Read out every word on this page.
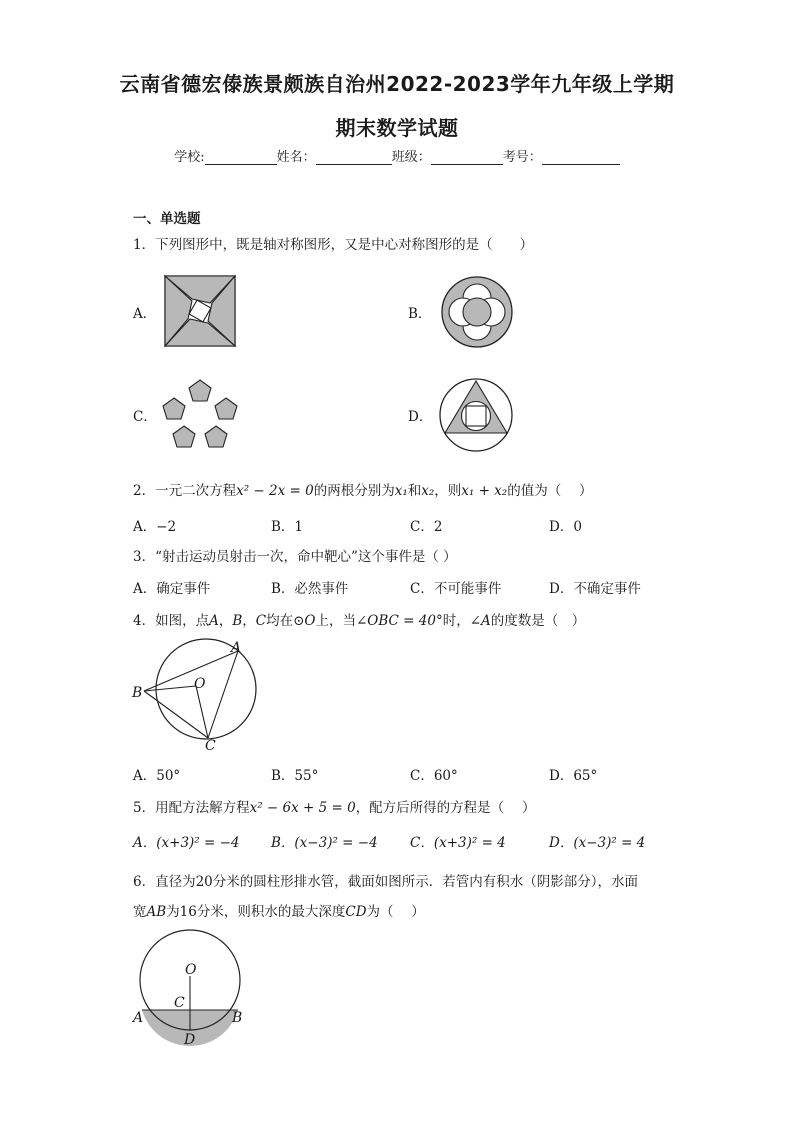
云南省德宏傣族景颇族自治州2022-2023学年九年级上学期
期末数学试题
学校:	姓名：	班级：	考号：
一、单选题
1．下列图形中，既是轴对称图形，又是中心对称图形的是（　　）
A．	B．
C．	D．
2．一元二次方程x² − 2x = 0的两根分别为x₁和x₂，则x₁ + x₂的值为（　 ）
A．−2	B．1	C．2	D．0
3．“射击运动员射击一次，命中靶心”这个事件是（ ）
A．确定事件	B．必然事件	C．不可能事件	D．不确定事件
4．如图，点A，B，C均在⊙O上，当∠OBC = 40°时，∠A的度数是（　）
A
B
C
O
A．50°	B．55°	C．60°	D．65°
5．用配方法解方程x² − 6x + 5 = 0，配方后所得的方程是（　 ）
A．(x+3)² = −4 B．(x−3)² = −4 C．(x+3)² = 4	D．(x−3)² = 4
6．直径为20分米的圆柱形排水管，截面如图所示．若管内有积水（阴影部分），水面
宽AB为16分米，则积水的最大深度CD为（　 ）
O
C
A	B
D
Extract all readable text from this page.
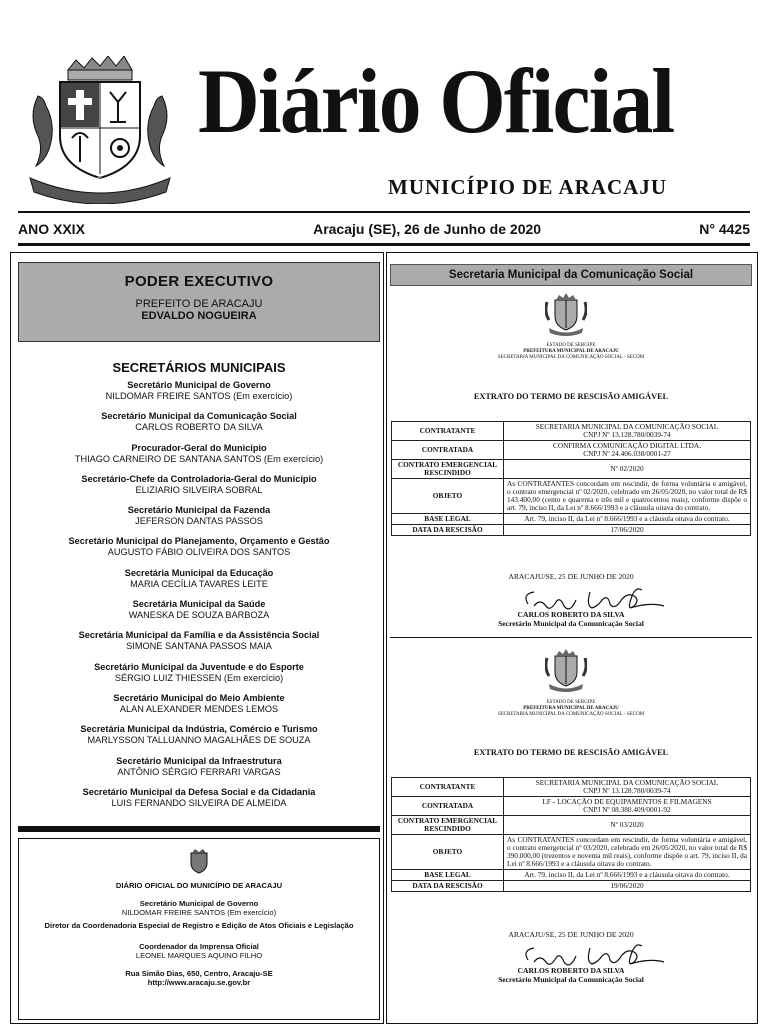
PAX ET LABOR
Diário Oficial
MUNICÍPIO DE ARACAJU
ANO XXIX	Aracaju (SE), 26 de Junho de 2020	N° 4425
PODER EXECUTIVO
PREFEITO DE ARACAJU
EDVALDO NOGUEIRA
SECRETÁRIOS MUNICIPAIS
Secretário Municipal de Governo
NILDOMAR FREIRE SANTOS (Em exercício)
Secretário Municipal da Comunicação Social
CARLOS ROBERTO DA SILVA
Procurador-Geral do Município
THIAGO CARNEIRO DE SANTANA SANTOS (Em exercício)
Secretário-Chefe da Controladoria-Geral do Município
ELIZIARIO SILVEIRA SOBRAL
Secretário Municipal da Fazenda
JEFERSON DANTAS PASSOS
Secretário Municipal do Planejamento, Orçamento e Gestão
AUGUSTO FÁBIO OLIVEIRA DOS SANTOS
Secretária Municipal da Educação
MARIA CECÍLIA TAVARES LEITE
Secretária Municipal da Saúde
WANESKA DE SOUZA BARBOZA
Secretária Municipal da Família e da Assistência Social
SIMONE SANTANA PASSOS MAIA
Secretário Municipal da Juventude e do Esporte
SÉRGIO LUIZ THIESSEN (Em exercício)
Secretário Municipal do Meio Ambiente
ALAN ALEXANDER MENDES LEMOS
Secretária Municipal da Indústria, Comércio e Turismo
MARLYSSON TALLUANNO MAGALHÃES DE SOUZA
Secretário Municipal da Infraestrutura
ANTÔNIO SÉRGIO FERRARI VARGAS
Secretário Municipal da Defesa Social e da Cidadania
LUIS FERNANDO SILVEIRA DE ALMEIDA
DIÁRIO OFICIAL DO MUNICÍPIO DE ARACAJU
Secretário Municipal de Governo
NILDOMAR FREIRE SANTOS (Em exercício)
Diretor da Coordenadoria Especial de Registro e Edição de Atos Oficiais e Legislação
Coordenador da Imprensa Oficial
LEONEL MARQUES AQUINO FILHO
Rua Simão Dias, 650, Centro, Aracaju-SE
http://www.aracaju.se.gov.br
Secretaria Municipal da Comunicação Social
ESTADO DE SERGIPE
PREFEITURA MUNICIPAL DE ARACAJU
SECRETARIA MUNICIPAL DA COMUNICAÇÃO SOCIAL - SECOM
EXTRATO DO TERMO DE RESCISÃO AMIGÁVEL
CONTRATANTE	SECRETARIA MUNICIPAL DA COMUNICAÇÃO SOCIAL
CNPJ Nº 13.128.780/0039-74

CONTRATADA	CONFIRMA COMUNICAÇÃO DIGITAL LTDA.
CNPJ Nº 24.406.038/0001-27

CONTRATO EMERGENCIAL RESCINDIDO	Nº 02/2020
OBJETO	As CONTRATANTES concordam em rescindir, de forma voluntária e amigável, o contrato emergencial nº 02/2020, celebrado em 26/05/2020, no valor total de R$ 143.400,00 (cento e quarenta e três mil e quatrocentos reais), conforme dispõe o art. 79, inciso II, da Lei nº 8.666/1993 e a cláusula oitava do contrato.
BASE LEGAL	Art. 79, inciso II, da Lei nº 8.666/1993 e a cláusula oitava do contrato.
DATA DA RESCISÃO	17/06/2020
ARACAJU/SE, 25 DE JUNHO DE 2020
CARLOS ROBERTO DA SILVA
Secretário Municipal da Comunicação Social
ESTADO DE SERGIPE
PREFEITURA MUNICIPAL DE ARACAJU
SECRETARIA MUNICIPAL DA COMUNICAÇÃO SOCIAL - SECOM
EXTRATO DO TERMO DE RESCISÃO AMIGÁVEL
CONTRATANTE	SECRETARIA MUNICIPAL DA COMUNICAÇÃO SOCIAL
CNPJ Nº 13.128.780/0039-74

CONTRATADA	LF - LOCAÇÃO DE EQUIPAMENTOS E FILMAGENS
CNPJ Nº 08.380.409/0001-92

CONTRATO EMERGENCIAL RESCINDIDO	Nº 03/2020
OBJETO	As CONTRATANTES concordam em rescindir, de forma voluntária e amigável, o contrato emergencial nº 03/2020, celebrado em 26/05/2020, no valor total de R$ 390.000,00 (trezentos e noventa mil reais), conforme dispõe o art. 79, inciso II, da Lei nº 8.666/1993 e a cláusula oitava do contrato.
BASE LEGAL	Art. 79, inciso II, da Lei nº 8.666/1993 e a cláusula oitava do contrato.
DATA DA RESCISÃO	19/06/2020
ARACAJU/SE, 25 DE JUNHO DE 2020
CARLOS ROBERTO DA SILVA
Secretário Municipal da Comunicação Social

+ + + + +

▶ Stated exercise: Copy the records exactly. Skip the pictures.

▶ The output:
Read out every word on this page.
云南省德宏傣族景颇族自治州2022-2023学年九年级上学期
期末数学试题
学校:	姓名：	班级：	考号：
一、单选题
1．下列图形中，既是轴对称图形，又是中心对称图形的是（　　）
A．	B．
C．	D．
2．一元二次方程x² − 2x = 0的两根分别为x₁和x₂，则x₁ + x₂的值为（　 ）
A．−2	B．1	C．2	D．0
3．“射击运动员射击一次，命中靶心”这个事件是（ ）
A．确定事件	B．必然事件	C．不可能事件	D．不确定事件
4．如图，点A，B，C均在⊙O上，当∠OBC = 40°时，∠A的度数是（　）
A
B
C
O
A．50°	B．55°	C．60°	D．65°
5．用配方法解方程x² − 6x + 5 = 0，配方后所得的方程是（　 ）
A．(x+3)² = −4 B．(x−3)² = −4 C．(x+3)² = 4	D．(x−3)² = 4
6．直径为20分米的圆柱形排水管，截面如图所示．若管内有积水（阴影部分），水面
宽AB为16分米，则积水的最大深度CD为（　 ）
O
C
A	B
D
Extract all readable text from this page.
PAX ET LABOR
Diário Oficial
MUNICÍPIO DE ARACAJU
ANO XXIX	Aracaju (SE), 26 de Junho de 2020	N° 4425
PODER EXECUTIVO
PREFEITO DE ARACAJU
EDVALDO NOGUEIRA
SECRETÁRIOS MUNICIPAIS
Secretário Municipal de Governo
NILDOMAR FREIRE SANTOS (Em exercício)
Secretário Municipal da Comunicação Social
CARLOS ROBERTO DA SILVA
Procurador-Geral do Município
THIAGO CARNEIRO DE SANTANA SANTOS (Em exercício)
Secretário-Chefe da Controladoria-Geral do Município
ELIZIARIO SILVEIRA SOBRAL
Secretário Municipal da Fazenda
JEFERSON DANTAS PASSOS
Secretário Municipal do Planejamento, Orçamento e Gestão
AUGUSTO FÁBIO OLIVEIRA DOS SANTOS
Secretária Municipal da Educação
MARIA CECÍLIA TAVARES LEITE
Secretária Municipal da Saúde
WANESKA DE SOUZA BARBOZA
Secretária Municipal da Família e da Assistência Social
SIMONE SANTANA PASSOS MAIA
Secretário Municipal da Juventude e do Esporte
SÉRGIO LUIZ THIESSEN (Em exercício)
Secretário Municipal do Meio Ambiente
ALAN ALEXANDER MENDES LEMOS
Secretária Municipal da Indústria, Comércio e Turismo
MARLYSSON TALLUANNO MAGALHÃES DE SOUZA
Secretário Municipal da Infraestrutura
ANTÔNIO SÉRGIO FERRARI VARGAS
Secretário Municipal da Defesa Social e da Cidadania
LUIS FERNANDO SILVEIRA DE ALMEIDA
DIÁRIO OFICIAL DO MUNICÍPIO DE ARACAJU
Secretário Municipal de Governo
NILDOMAR FREIRE SANTOS (Em exercício)
Diretor da Coordenadoria Especial de Registro e Edição de Atos Oficiais e Legislação
Coordenador da Imprensa Oficial
LEONEL MARQUES AQUINO FILHO
Rua Simão Dias, 650, Centro, Aracaju-SE
http://www.aracaju.se.gov.br
Secretaria Municipal da Comunicação Social
ESTADO DE SERGIPE
PREFEITURA MUNICIPAL DE ARACAJU
SECRETARIA MUNICIPAL DA COMUNICAÇÃO SOCIAL - SECOM
EXTRATO DO TERMO DE RESCISÃO AMIGÁVEL
CONTRATANTE	SECRETARIA MUNICIPAL DA COMUNICAÇÃO SOCIAL
CNPJ Nº 13.128.780/0039-74

CONTRATADA	CONFIRMA COMUNICAÇÃO DIGITAL LTDA.
CNPJ Nº 24.406.038/0001-27

CONTRATO EMERGENCIAL RESCINDIDO	Nº 02/2020
OBJETO	As CONTRATANTES concordam em rescindir, de forma voluntária e amigável, o contrato emergencial nº 02/2020, celebrado em 26/05/2020, no valor total de R$ 143.400,00 (cento e quarenta e três mil e quatrocentos reais), conforme dispõe o art. 79, inciso II, da Lei nº 8.666/1993 e a cláusula oitava do contrato.
BASE LEGAL	Art. 79, inciso II, da Lei nº 8.666/1993 e a cláusula oitava do contrato.
DATA DA RESCISÃO	17/06/2020
ARACAJU/SE, 25 DE JUNHO DE 2020
CARLOS ROBERTO DA SILVA
Secretário Municipal da Comunicação Social
ESTADO DE SERGIPE
PREFEITURA MUNICIPAL DE ARACAJU
SECRETARIA MUNICIPAL DA COMUNICAÇÃO SOCIAL - SECOM
EXTRATO DO TERMO DE RESCISÃO AMIGÁVEL
CONTRATANTE	SECRETARIA MUNICIPAL DA COMUNICAÇÃO SOCIAL
CNPJ Nº 13.128.780/0039-74

CONTRATADA	LF - LOCAÇÃO DE EQUIPAMENTOS E FILMAGENS
CNPJ Nº 08.380.409/0001-92

CONTRATO EMERGENCIAL RESCINDIDO	Nº 03/2020
OBJETO	As CONTRATANTES concordam em rescindir, de forma voluntária e amigável, o contrato emergencial nº 03/2020, celebrado em 26/05/2020, no valor total de R$ 390.000,00 (trezentos e noventa mil reais), conforme dispõe o art. 79, inciso II, da Lei nº 8.666/1993 e a cláusula oitava do contrato.
BASE LEGAL	Art. 79, inciso II, da Lei nº 8.666/1993 e a cláusula oitava do contrato.
DATA DA RESCISÃO	19/06/2020
ARACAJU/SE, 25 DE JUNHO DE 2020
CARLOS ROBERTO DA SILVA
Secretário Municipal da Comunicação Social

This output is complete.